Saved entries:

--- Start ---

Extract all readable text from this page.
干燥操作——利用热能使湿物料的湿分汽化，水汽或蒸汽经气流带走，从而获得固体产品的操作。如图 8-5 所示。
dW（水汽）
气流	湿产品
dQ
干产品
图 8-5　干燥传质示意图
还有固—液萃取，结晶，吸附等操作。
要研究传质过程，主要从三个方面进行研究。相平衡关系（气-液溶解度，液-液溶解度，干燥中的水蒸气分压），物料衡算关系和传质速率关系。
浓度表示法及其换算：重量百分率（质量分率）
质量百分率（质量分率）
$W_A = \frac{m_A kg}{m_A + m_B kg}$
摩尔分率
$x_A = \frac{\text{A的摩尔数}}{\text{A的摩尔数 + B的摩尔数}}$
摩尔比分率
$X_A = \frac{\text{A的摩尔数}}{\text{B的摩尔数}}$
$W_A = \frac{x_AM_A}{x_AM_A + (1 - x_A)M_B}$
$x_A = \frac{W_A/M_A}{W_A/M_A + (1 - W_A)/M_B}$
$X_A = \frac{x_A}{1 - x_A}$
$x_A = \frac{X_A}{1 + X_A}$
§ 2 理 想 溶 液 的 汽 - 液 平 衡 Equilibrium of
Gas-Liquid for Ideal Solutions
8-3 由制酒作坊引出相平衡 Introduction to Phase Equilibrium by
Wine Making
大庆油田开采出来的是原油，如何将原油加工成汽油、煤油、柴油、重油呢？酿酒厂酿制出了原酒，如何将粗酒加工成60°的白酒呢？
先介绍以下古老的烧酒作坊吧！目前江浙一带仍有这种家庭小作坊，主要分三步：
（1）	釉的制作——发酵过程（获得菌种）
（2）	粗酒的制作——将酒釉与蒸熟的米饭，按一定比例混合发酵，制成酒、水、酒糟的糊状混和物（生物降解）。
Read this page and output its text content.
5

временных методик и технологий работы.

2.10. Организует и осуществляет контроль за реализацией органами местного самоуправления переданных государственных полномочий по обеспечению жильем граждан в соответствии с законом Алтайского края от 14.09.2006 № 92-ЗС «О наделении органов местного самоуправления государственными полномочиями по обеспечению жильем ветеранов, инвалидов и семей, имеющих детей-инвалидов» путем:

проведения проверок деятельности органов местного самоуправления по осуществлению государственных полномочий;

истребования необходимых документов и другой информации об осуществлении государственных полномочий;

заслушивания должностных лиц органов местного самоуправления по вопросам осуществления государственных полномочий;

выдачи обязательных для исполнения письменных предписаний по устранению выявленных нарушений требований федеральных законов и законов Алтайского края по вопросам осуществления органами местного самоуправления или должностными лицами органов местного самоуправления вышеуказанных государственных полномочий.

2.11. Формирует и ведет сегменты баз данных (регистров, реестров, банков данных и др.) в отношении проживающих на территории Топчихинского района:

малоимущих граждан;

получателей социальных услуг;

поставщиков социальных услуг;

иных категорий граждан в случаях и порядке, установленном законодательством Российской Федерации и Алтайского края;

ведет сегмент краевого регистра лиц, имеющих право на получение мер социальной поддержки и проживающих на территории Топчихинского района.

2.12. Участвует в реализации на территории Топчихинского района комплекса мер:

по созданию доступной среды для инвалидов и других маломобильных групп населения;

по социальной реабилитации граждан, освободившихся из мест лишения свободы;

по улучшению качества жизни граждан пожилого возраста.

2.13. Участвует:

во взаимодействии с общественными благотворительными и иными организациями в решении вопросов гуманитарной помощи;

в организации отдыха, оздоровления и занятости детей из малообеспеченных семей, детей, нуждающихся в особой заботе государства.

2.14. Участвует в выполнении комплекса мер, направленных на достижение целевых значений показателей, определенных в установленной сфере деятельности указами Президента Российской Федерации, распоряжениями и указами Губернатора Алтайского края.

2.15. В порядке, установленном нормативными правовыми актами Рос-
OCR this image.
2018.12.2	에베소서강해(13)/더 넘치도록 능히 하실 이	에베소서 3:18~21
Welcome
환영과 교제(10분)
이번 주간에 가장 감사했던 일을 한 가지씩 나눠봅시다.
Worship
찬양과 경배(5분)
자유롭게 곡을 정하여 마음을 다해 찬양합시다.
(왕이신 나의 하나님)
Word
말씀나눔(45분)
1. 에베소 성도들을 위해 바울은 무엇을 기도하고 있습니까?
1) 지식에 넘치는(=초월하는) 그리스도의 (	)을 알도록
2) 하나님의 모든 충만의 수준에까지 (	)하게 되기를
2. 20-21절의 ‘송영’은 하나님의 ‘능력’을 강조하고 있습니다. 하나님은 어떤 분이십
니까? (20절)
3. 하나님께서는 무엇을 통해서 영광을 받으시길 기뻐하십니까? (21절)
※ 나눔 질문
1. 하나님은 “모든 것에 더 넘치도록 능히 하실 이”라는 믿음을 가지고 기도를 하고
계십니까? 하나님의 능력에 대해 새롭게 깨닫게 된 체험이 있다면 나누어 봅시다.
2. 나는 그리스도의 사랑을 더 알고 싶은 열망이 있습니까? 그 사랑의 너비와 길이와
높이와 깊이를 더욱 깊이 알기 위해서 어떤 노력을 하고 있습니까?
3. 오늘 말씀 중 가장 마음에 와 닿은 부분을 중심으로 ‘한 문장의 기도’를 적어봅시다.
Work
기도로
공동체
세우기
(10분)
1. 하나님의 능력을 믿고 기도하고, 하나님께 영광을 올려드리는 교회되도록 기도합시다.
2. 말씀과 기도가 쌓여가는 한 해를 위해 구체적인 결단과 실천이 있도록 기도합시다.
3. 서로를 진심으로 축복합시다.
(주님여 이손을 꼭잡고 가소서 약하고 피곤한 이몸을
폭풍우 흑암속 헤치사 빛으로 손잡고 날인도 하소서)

--- End ---

## Objective
Print every entry exactly as written.

## Exercise answer
Extract all readable text from this page.
干燥操作——利用热能使湿物料的湿分汽化，水汽或蒸汽经气流带走，从而获得固体产品的操作。如图 8-5 所示。
dW（水汽）
气流	湿产品
dQ
干产品
图 8-5　干燥传质示意图
还有固—液萃取，结晶，吸附等操作。
要研究传质过程，主要从三个方面进行研究。相平衡关系（气-液溶解度，液-液溶解度，干燥中的水蒸气分压），物料衡算关系和传质速率关系。
浓度表示法及其换算：重量百分率（质量分率）
质量百分率（质量分率）
$W_A = \frac{m_A kg}{m_A + m_B kg}$
摩尔分率
$x_A = \frac{\text{A的摩尔数}}{\text{A的摩尔数 + B的摩尔数}}$
摩尔比分率
$X_A = \frac{\text{A的摩尔数}}{\text{B的摩尔数}}$
$W_A = \frac{x_AM_A}{x_AM_A + (1 - x_A)M_B}$
$x_A = \frac{W_A/M_A}{W_A/M_A + (1 - W_A)/M_B}$
$X_A = \frac{x_A}{1 - x_A}$
$x_A = \frac{X_A}{1 + X_A}$
§ 2 理 想 溶 液 的 汽 - 液 平 衡 Equilibrium of
Gas-Liquid for Ideal Solutions
8-3 由制酒作坊引出相平衡 Introduction to Phase Equilibrium by
Wine Making
大庆油田开采出来的是原油，如何将原油加工成汽油、煤油、柴油、重油呢？酿酒厂酿制出了原酒，如何将粗酒加工成60°的白酒呢？
先介绍以下古老的烧酒作坊吧！目前江浙一带仍有这种家庭小作坊，主要分三步：
（1）	釉的制作——发酵过程（获得菌种）
（2）	粗酒的制作——将酒釉与蒸熟的米饭，按一定比例混合发酵，制成酒、水、酒糟的糊状混和物（生物降解）。
Read this page and output its text content.
5

временных методик и технологий работы.

2.10. Организует и осуществляет контроль за реализацией органами местного самоуправления переданных государственных полномочий по обеспечению жильем граждан в соответствии с законом Алтайского края от 14.09.2006 № 92-ЗС «О наделении органов местного самоуправления государственными полномочиями по обеспечению жильем ветеранов, инвалидов и семей, имеющих детей-инвалидов» путем:

проведения проверок деятельности органов местного самоуправления по осуществлению государственных полномочий;

истребования необходимых документов и другой информации об осуществлении государственных полномочий;

заслушивания должностных лиц органов местного самоуправления по вопросам осуществления государственных полномочий;

выдачи обязательных для исполнения письменных предписаний по устранению выявленных нарушений требований федеральных законов и законов Алтайского края по вопросам осуществления органами местного самоуправления или должностными лицами органов местного самоуправления вышеуказанных государственных полномочий.

2.11. Формирует и ведет сегменты баз данных (регистров, реестров, банков данных и др.) в отношении проживающих на территории Топчихинского района:

малоимущих граждан;

получателей социальных услуг;

поставщиков социальных услуг;

иных категорий граждан в случаях и порядке, установленном законодательством Российской Федерации и Алтайского края;

ведет сегмент краевого регистра лиц, имеющих право на получение мер социальной поддержки и проживающих на территории Топчихинского района.

2.12. Участвует в реализации на территории Топчихинского района комплекса мер:

по созданию доступной среды для инвалидов и других маломобильных групп населения;

по социальной реабилитации граждан, освободившихся из мест лишения свободы;

по улучшению качества жизни граждан пожилого возраста.

2.13. Участвует:

во взаимодействии с общественными благотворительными и иными организациями в решении вопросов гуманитарной помощи;

в организации отдыха, оздоровления и занятости детей из малообеспеченных семей, детей, нуждающихся в особой заботе государства.

2.14. Участвует в выполнении комплекса мер, направленных на достижение целевых значений показателей, определенных в установленной сфере деятельности указами Президента Российской Федерации, распоряжениями и указами Губернатора Алтайского края.

2.15. В порядке, установленном нормативными правовыми актами Рос-
OCR this image.
2018.12.2	에베소서강해(13)/더 넘치도록 능히 하실 이	에베소서 3:18~21
Welcome
환영과 교제(10분)
이번 주간에 가장 감사했던 일을 한 가지씩 나눠봅시다.
Worship
찬양과 경배(5분)
자유롭게 곡을 정하여 마음을 다해 찬양합시다.
(왕이신 나의 하나님)
Word
말씀나눔(45분)
1. 에베소 성도들을 위해 바울은 무엇을 기도하고 있습니까?
1) 지식에 넘치는(=초월하는) 그리스도의 (	)을 알도록
2) 하나님의 모든 충만의 수준에까지 (	)하게 되기를
2. 20-21절의 ‘송영’은 하나님의 ‘능력’을 강조하고 있습니다. 하나님은 어떤 분이십
니까? (20절)
3. 하나님께서는 무엇을 통해서 영광을 받으시길 기뻐하십니까? (21절)
※ 나눔 질문
1. 하나님은 “모든 것에 더 넘치도록 능히 하실 이”라는 믿음을 가지고 기도를 하고
계십니까? 하나님의 능력에 대해 새롭게 깨닫게 된 체험이 있다면 나누어 봅시다.
2. 나는 그리스도의 사랑을 더 알고 싶은 열망이 있습니까? 그 사랑의 너비와 길이와
높이와 깊이를 더욱 깊이 알기 위해서 어떤 노력을 하고 있습니까?
3. 오늘 말씀 중 가장 마음에 와 닿은 부분을 중심으로 ‘한 문장의 기도’를 적어봅시다.
Work
기도로
공동체
세우기
(10분)
1. 하나님의 능력을 믿고 기도하고, 하나님께 영광을 올려드리는 교회되도록 기도합시다.
2. 말씀과 기도가 쌓여가는 한 해를 위해 구체적인 결단과 실천이 있도록 기도합시다.
3. 서로를 진심으로 축복합시다.
(주님여 이손을 꼭잡고 가소서 약하고 피곤한 이몸을
폭풍우 흑암속 헤치사 빛으로 손잡고 날인도 하소서)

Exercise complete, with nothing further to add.